#### [Stated exercise]
Which lines of the rows below contain the string "second"? Pick out each of those lines and copy it in full, treating uppercase and lowercase as different.

#### [Input records]
^^^^

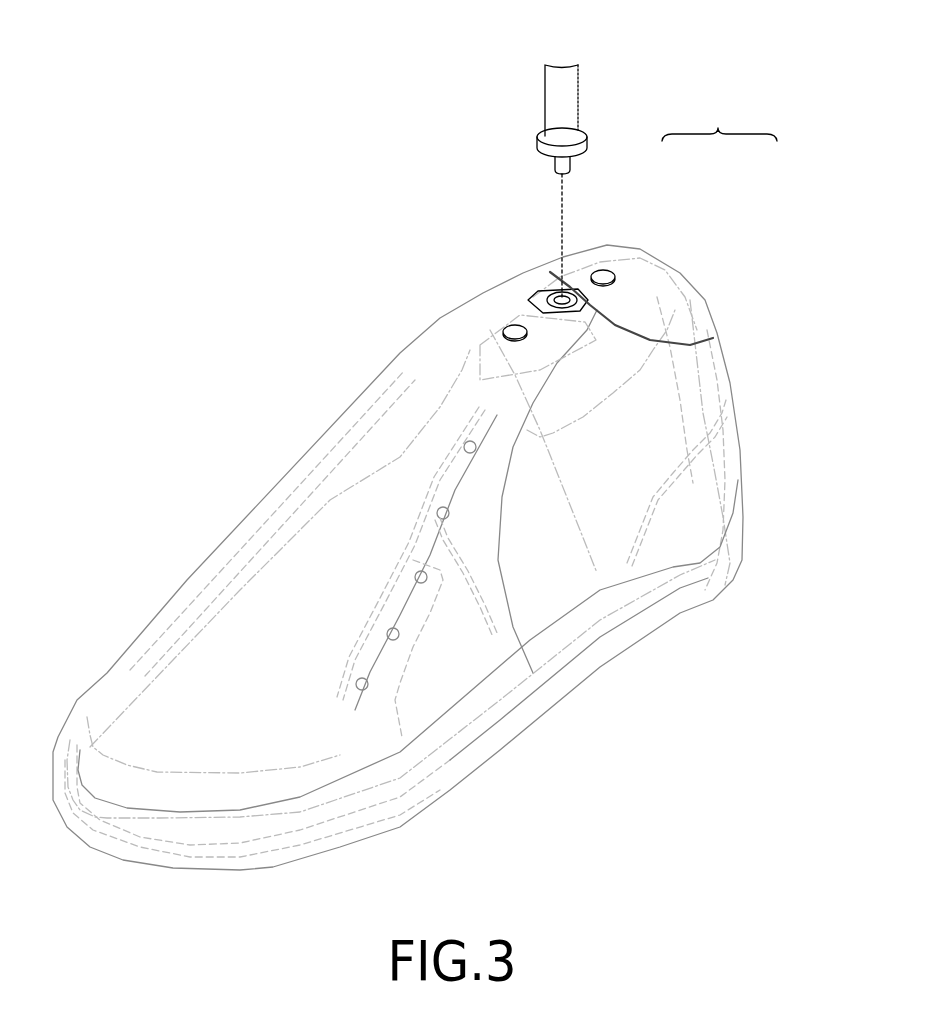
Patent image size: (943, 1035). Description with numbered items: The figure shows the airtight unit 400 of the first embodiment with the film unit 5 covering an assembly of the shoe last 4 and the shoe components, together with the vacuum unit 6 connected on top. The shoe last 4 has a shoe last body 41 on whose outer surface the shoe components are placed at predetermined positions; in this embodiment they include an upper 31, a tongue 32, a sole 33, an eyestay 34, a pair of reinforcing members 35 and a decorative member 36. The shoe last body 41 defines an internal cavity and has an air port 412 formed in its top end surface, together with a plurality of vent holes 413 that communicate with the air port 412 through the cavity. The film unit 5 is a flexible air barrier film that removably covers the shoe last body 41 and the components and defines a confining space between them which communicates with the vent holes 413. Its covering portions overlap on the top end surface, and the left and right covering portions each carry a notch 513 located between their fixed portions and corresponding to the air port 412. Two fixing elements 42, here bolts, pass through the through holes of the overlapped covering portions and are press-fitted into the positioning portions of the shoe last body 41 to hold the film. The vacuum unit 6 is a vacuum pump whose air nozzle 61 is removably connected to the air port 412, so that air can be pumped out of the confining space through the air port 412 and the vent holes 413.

The shoe last 4 is at (679, 273).
The film unit 5 is at (657, 230).
The vacuum unit 6 is at (524, 83).
The air nozzle 61 is at (555, 165).
The airtight unit 400 is at (719, 116).
The shoe last body 41 is at (620, 377).
The fixing elements 42 is at (607, 272).
The air port 412 is at (557, 293).
The vent holes 413 is at (332, 577).
The notch 513 is at (583, 310).
The upper 31 is at (450, 650).
The tongue 32 is at (435, 372).
The sole 33 is at (628, 640).
The eyestay 34 is at (360, 743).
The reinforcing members 35 is at (557, 587).
The decorative member 36 is at (667, 533).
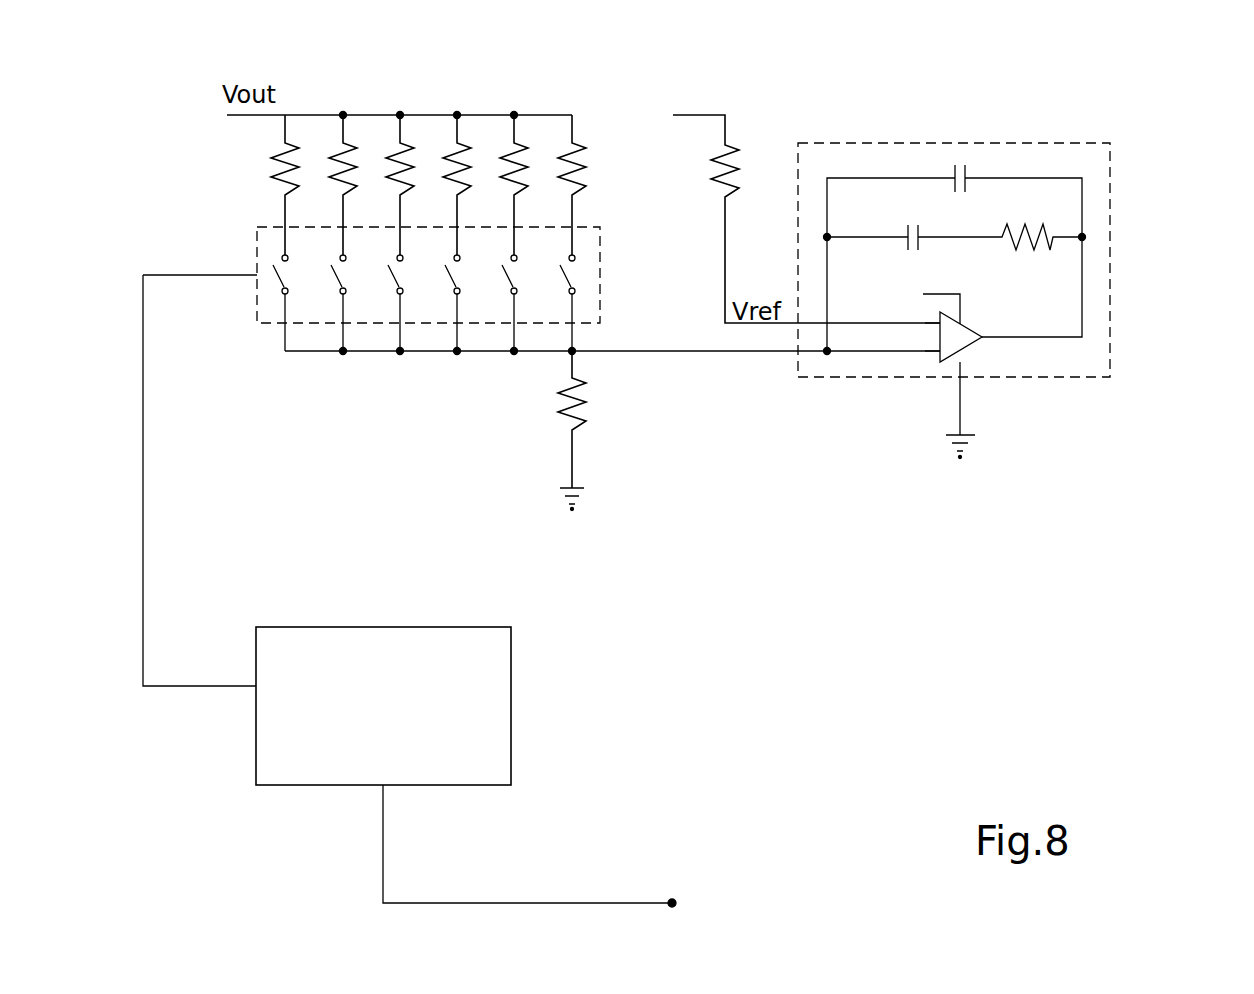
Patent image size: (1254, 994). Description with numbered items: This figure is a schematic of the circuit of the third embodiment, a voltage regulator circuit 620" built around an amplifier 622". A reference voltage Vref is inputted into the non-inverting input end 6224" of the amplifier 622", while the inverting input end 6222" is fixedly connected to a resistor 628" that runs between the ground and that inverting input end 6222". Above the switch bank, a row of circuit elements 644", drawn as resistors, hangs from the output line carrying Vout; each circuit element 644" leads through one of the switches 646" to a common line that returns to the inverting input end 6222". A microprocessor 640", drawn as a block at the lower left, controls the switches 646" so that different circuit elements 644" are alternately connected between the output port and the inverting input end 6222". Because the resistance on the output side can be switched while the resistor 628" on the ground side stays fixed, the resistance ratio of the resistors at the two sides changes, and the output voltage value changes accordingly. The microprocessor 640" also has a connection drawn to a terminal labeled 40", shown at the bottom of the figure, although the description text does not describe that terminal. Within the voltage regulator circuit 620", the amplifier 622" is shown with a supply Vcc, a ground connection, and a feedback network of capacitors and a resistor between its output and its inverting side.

The circuit elements 644 is at (520, 163).
The switches 646 is at (255, 245).
The resistor 628 is at (563, 415).
The voltage regulator circuit 620 is at (987, 313).
The amplifier 622 is at (967, 340).
The inverting input end 6222 is at (938, 332).
The non-inverting input end 6224 is at (953, 350).
The microprocessor 640 is at (496, 747).
The output terminal 40 is at (549, 846).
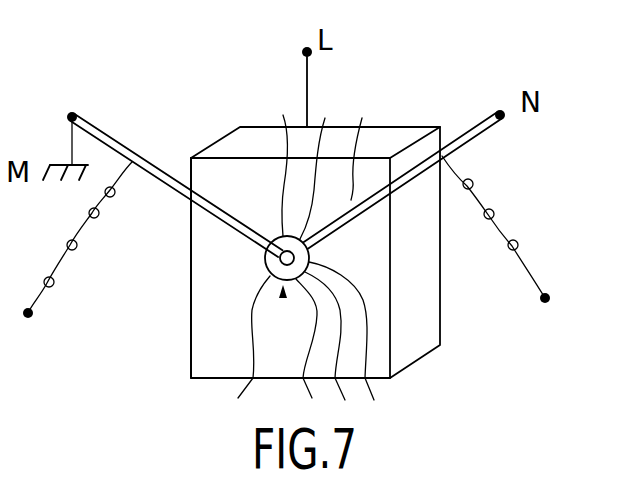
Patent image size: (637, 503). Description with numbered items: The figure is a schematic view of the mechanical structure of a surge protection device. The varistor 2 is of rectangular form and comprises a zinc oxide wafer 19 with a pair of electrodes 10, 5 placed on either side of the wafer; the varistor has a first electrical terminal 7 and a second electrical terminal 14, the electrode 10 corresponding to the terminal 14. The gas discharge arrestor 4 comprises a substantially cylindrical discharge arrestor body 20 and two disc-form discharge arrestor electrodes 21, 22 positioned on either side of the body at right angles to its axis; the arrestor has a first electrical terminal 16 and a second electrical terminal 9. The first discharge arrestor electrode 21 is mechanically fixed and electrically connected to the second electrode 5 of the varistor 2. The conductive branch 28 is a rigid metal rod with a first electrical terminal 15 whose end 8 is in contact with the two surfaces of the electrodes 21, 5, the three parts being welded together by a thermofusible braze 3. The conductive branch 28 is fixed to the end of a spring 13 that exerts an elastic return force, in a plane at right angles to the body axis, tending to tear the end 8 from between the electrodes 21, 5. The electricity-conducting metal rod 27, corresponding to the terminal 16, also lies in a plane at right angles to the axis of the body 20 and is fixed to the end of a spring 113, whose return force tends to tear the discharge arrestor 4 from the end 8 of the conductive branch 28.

The varistor 2 is at (430, 272).
The thermofusible braze 3 is at (283, 296).
The gas discharge arrestor 4 is at (312, 347).
The second electrode of the varistor 5 is at (217, 307).
The first electrical terminal of the varistor 7 is at (333, 343).
The second electrical terminal of the conductive branch 8 is at (366, 149).
The second electrical terminal of the discharge arrestor 9 is at (321, 168).
The electrode of the varistor 10 is at (431, 127).
The spring 13 is at (498, 215).
The second electrical terminal of the varistor 14 is at (302, 52).
The first electrical terminal of the conductive branch 15 is at (505, 124).
The first electrical terminal of the discharge arrestor 16 is at (71, 113).
The zinc oxide wafer 19 is at (413, 318).
The discharge arrestor body 20 is at (270, 167).
The first discharge arrestor electrode 21 is at (358, 338).
The second discharge arrestor electrode 22 is at (235, 345).
The metal rod 27 is at (113, 145).
The conductive branch 28 is at (476, 117).
The spring 113 is at (47, 257).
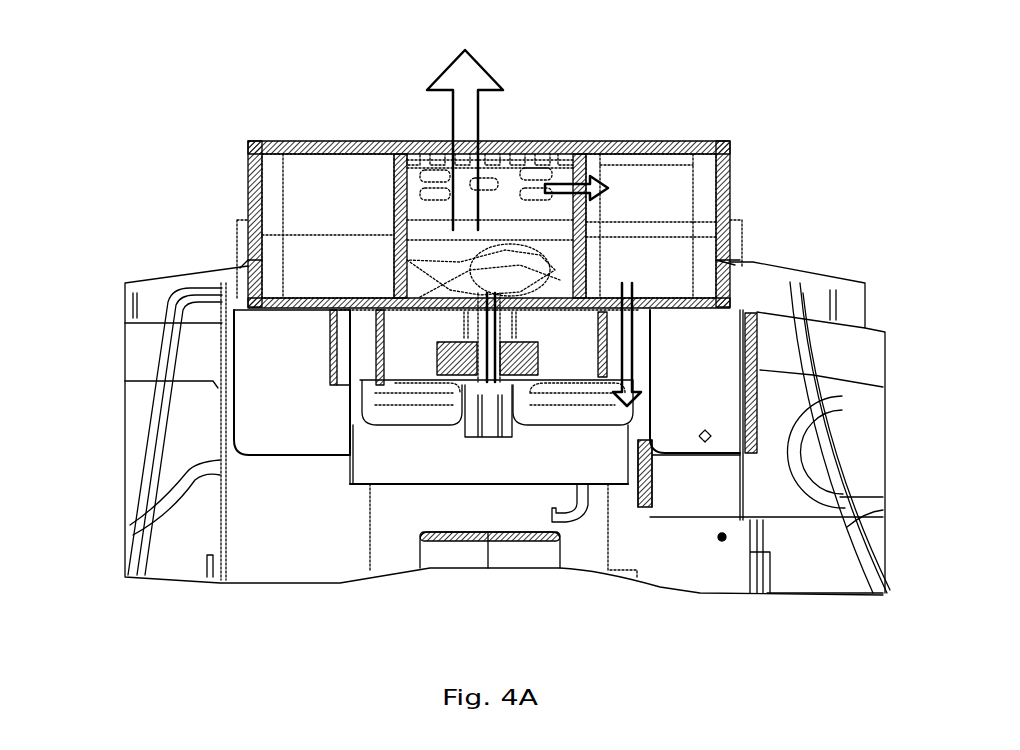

^^^^

#### [Problem solution]
Patent image size: (637, 503). Description with numbered items: The figure is a schematic view of the mechanical structure of a surge protection device. The varistor 2 is of rectangular form and comprises a zinc oxide wafer 19 with a pair of electrodes 10, 5 placed on either side of the wafer; the varistor has a first electrical terminal 7 and a second electrical terminal 14, the electrode 10 corresponding to the terminal 14. The gas discharge arrestor 4 comprises a substantially cylindrical discharge arrestor body 20 and two disc-form discharge arrestor electrodes 21, 22 positioned on either side of the body at right angles to its axis; the arrestor has a first electrical terminal 16 and a second electrical terminal 9. The first discharge arrestor electrode 21 is mechanically fixed and electrically connected to the second electrode 5 of the varistor 2. The conductive branch 28 is a rigid metal rod with a first electrical terminal 15 whose end 8 is in contact with the two surfaces of the electrodes 21, 5, the three parts being welded together by a thermofusible braze 3. The conductive branch 28 is fixed to the end of a spring 13 that exerts an elastic return force, in a plane at right angles to the body axis, tending to tear the end 8 from between the electrodes 21, 5. The electricity-conducting metal rod 27, corresponding to the terminal 16, also lies in a plane at right angles to the axis of the body 20 and is fixed to the end of a spring 113, whose return force tends to tear the discharge arrestor 4 from the end 8 of the conductive branch 28.
The second electrode of the varistor 5 is at (217, 307).
The second electrical terminal of the conductive branch 8 is at (366, 149).
The second electrical terminal of the discharge arrestor 9 is at (321, 168).
The second electrical terminal of the varistor 14 is at (302, 52).
The second discharge arrestor electrode 22 is at (235, 345).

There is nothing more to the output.